[Records excerpted from a collection]
════════════════════

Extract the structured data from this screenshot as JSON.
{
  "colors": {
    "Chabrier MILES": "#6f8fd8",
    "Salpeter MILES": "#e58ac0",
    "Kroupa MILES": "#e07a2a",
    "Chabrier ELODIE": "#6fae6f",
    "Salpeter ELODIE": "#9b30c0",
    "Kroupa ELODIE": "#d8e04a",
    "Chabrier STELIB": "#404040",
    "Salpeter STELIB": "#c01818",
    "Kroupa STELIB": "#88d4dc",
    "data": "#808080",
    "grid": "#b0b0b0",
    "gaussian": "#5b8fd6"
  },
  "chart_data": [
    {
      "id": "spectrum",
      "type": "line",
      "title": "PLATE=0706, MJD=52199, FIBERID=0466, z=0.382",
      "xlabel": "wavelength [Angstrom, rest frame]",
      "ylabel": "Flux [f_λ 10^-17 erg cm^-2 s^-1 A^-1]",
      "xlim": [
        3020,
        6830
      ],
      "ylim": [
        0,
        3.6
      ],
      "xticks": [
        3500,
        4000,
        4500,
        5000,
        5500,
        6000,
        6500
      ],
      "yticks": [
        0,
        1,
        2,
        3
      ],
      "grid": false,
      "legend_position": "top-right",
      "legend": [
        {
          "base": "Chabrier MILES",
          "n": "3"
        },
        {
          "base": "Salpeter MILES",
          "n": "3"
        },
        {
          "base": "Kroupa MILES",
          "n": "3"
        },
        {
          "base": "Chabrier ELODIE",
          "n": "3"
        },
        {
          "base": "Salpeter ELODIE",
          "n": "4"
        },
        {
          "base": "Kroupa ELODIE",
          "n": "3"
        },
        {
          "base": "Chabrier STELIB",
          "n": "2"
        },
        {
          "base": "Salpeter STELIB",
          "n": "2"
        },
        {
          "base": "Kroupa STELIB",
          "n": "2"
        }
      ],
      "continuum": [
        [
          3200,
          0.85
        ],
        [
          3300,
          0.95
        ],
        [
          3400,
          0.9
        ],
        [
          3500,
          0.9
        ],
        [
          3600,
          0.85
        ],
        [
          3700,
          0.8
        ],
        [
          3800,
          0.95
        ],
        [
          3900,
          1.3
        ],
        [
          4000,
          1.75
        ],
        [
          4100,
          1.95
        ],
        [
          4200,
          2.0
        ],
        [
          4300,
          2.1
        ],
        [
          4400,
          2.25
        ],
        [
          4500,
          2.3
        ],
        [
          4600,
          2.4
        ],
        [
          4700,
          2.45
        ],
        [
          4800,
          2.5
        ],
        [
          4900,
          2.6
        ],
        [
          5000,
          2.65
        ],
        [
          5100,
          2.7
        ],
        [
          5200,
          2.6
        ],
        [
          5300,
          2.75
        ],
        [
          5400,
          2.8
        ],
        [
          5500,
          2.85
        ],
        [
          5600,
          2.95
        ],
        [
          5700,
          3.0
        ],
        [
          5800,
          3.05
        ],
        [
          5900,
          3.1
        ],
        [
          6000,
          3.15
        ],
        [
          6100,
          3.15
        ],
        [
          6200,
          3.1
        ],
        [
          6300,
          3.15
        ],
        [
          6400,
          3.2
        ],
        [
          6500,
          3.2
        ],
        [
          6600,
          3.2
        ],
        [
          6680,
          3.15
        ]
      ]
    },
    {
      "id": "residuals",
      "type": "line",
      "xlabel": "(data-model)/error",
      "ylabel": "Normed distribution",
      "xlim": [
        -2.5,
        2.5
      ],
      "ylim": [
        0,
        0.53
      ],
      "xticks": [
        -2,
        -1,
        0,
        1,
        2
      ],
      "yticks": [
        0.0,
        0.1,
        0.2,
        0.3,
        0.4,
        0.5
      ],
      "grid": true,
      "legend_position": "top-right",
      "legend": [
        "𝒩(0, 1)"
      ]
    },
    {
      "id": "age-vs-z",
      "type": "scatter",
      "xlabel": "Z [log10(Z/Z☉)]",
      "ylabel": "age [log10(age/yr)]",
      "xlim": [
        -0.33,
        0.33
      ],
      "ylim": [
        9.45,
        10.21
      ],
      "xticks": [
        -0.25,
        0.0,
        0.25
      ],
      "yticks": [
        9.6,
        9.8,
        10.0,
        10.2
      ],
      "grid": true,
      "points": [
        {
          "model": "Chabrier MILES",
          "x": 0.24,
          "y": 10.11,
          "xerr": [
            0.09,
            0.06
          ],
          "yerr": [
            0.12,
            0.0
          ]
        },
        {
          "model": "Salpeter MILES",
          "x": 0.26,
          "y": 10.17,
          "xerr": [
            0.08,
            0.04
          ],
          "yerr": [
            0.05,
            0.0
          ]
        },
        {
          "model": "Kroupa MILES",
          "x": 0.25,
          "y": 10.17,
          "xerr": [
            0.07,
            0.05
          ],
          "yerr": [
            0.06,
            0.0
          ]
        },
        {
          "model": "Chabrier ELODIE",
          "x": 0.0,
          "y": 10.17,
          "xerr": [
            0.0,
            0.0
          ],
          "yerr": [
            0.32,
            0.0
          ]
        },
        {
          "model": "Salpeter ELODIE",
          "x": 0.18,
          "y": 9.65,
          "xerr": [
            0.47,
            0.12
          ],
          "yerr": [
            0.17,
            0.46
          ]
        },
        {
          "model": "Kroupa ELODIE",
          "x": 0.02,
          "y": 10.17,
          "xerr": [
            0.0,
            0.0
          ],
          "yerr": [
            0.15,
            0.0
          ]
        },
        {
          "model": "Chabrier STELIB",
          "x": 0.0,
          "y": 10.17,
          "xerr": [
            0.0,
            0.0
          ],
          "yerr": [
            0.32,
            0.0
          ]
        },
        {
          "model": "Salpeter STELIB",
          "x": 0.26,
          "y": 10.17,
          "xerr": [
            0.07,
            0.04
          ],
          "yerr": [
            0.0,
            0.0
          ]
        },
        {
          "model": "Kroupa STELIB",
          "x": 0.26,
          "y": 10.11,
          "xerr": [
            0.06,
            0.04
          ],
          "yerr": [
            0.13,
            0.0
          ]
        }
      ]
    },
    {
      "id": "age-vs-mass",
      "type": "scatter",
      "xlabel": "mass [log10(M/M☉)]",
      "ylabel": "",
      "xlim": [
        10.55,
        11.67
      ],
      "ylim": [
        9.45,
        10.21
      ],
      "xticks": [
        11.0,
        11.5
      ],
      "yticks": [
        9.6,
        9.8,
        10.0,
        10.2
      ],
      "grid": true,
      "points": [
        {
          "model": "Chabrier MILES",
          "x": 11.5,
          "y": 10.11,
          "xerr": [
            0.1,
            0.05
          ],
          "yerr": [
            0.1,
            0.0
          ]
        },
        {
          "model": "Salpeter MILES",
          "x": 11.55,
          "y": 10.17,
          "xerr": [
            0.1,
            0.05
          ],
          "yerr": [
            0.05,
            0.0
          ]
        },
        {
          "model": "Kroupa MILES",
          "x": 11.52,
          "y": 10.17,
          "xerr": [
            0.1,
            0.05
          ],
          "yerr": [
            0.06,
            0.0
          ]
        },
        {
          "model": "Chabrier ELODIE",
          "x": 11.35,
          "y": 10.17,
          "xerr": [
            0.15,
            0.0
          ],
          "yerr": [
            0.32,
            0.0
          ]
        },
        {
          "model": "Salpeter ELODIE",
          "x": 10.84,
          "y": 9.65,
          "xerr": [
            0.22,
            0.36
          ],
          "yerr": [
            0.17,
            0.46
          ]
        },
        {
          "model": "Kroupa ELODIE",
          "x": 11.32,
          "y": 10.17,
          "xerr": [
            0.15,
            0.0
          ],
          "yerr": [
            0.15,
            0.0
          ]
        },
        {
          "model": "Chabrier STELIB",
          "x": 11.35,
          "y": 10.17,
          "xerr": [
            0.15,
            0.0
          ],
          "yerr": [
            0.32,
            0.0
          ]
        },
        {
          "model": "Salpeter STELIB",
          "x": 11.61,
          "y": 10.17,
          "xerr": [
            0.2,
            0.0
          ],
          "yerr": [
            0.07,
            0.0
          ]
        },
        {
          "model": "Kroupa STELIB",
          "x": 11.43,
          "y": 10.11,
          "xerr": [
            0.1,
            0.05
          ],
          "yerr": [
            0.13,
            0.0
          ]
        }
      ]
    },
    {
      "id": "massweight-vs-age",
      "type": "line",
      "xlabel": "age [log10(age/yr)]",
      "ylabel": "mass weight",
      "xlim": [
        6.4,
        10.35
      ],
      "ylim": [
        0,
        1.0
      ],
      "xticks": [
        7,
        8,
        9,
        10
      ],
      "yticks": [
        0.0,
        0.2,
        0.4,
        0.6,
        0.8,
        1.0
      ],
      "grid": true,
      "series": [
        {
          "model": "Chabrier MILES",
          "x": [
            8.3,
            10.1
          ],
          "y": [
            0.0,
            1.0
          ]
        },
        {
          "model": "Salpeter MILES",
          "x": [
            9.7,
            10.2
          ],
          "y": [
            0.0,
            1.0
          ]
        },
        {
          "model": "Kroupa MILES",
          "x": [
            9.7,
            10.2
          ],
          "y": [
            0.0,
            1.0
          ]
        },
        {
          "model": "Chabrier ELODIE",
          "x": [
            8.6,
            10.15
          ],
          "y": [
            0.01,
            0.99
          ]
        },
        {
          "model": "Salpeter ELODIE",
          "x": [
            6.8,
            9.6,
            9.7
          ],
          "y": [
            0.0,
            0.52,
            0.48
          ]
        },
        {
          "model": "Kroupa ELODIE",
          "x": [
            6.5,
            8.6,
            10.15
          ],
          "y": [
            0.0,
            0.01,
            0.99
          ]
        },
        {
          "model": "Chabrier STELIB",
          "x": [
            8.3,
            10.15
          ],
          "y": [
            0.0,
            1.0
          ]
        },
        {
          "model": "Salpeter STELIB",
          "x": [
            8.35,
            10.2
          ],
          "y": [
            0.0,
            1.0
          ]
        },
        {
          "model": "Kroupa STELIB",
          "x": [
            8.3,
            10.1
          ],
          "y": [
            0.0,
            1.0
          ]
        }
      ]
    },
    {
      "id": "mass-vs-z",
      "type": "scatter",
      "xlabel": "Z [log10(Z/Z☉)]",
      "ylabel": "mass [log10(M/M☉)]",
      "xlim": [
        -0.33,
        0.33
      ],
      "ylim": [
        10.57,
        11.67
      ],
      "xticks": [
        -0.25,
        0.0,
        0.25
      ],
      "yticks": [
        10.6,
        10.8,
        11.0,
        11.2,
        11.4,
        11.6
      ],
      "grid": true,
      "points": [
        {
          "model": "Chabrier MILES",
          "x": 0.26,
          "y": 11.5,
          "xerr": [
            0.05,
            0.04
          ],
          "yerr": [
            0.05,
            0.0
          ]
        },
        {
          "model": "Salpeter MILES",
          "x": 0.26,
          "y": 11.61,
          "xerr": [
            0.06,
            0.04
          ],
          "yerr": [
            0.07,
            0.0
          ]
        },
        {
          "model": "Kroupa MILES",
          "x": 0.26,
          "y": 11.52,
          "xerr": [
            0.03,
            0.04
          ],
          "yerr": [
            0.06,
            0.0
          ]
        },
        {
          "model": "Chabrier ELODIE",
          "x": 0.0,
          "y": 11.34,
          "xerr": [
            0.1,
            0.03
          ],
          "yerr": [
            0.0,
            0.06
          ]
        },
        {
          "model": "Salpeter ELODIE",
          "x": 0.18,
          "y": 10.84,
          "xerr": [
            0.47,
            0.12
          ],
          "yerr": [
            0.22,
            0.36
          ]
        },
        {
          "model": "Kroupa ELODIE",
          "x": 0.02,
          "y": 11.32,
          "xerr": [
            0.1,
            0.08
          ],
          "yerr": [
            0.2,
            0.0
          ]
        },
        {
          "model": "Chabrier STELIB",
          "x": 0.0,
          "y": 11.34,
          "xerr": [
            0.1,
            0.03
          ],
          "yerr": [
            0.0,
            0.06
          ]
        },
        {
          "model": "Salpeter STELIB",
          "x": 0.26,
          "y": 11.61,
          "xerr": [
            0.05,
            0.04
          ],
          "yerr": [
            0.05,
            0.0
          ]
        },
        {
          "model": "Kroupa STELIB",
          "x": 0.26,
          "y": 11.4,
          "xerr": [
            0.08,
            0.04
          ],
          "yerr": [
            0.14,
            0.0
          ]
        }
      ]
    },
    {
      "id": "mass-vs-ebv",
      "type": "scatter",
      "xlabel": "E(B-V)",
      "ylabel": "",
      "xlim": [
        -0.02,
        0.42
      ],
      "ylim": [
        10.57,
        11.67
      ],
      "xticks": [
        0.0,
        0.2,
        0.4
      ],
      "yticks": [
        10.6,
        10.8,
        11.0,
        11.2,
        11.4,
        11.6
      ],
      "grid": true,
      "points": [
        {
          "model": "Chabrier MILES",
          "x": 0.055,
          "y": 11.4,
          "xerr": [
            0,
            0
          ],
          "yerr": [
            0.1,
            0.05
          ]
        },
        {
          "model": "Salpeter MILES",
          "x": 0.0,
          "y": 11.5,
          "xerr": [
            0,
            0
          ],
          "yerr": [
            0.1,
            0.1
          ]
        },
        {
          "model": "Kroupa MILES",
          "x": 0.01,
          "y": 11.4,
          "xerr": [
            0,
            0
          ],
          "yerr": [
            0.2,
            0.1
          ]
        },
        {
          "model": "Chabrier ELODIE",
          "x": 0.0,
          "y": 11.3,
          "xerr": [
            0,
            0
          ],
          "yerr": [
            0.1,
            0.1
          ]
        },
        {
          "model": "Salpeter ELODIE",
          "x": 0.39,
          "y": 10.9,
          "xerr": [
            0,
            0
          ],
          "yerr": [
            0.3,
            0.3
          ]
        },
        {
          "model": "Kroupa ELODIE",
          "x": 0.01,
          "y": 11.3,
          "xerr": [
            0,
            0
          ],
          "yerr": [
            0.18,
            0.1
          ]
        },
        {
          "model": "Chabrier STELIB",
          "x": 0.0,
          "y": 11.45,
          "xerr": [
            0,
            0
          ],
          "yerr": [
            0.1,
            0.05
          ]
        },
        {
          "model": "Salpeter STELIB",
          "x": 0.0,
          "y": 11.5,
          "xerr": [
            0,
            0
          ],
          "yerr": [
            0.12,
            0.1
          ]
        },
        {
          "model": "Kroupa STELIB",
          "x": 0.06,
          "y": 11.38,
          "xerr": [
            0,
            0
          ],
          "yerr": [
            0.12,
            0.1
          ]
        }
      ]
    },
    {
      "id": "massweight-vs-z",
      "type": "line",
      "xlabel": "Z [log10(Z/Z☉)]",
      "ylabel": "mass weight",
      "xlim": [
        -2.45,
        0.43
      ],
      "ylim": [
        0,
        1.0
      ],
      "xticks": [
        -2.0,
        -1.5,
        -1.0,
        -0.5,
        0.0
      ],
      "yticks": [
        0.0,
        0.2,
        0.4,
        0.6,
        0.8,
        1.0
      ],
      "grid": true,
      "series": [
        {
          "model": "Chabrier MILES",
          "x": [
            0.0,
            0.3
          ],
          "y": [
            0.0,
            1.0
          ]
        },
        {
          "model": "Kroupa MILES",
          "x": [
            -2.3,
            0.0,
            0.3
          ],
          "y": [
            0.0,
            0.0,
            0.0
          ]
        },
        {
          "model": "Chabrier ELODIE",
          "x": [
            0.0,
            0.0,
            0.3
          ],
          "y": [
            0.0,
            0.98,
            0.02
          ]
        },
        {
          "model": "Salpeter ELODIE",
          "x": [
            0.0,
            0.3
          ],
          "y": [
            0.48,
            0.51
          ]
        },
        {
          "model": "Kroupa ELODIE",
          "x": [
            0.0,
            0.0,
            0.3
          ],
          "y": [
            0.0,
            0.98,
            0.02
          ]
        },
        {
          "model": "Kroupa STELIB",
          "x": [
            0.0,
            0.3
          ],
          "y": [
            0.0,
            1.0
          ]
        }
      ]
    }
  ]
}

════════════════════

**EXERCISE DIRECTIONS:** Find how many lines include the string "ylabel" and report that number alone.

**THE RESPONSE:** 8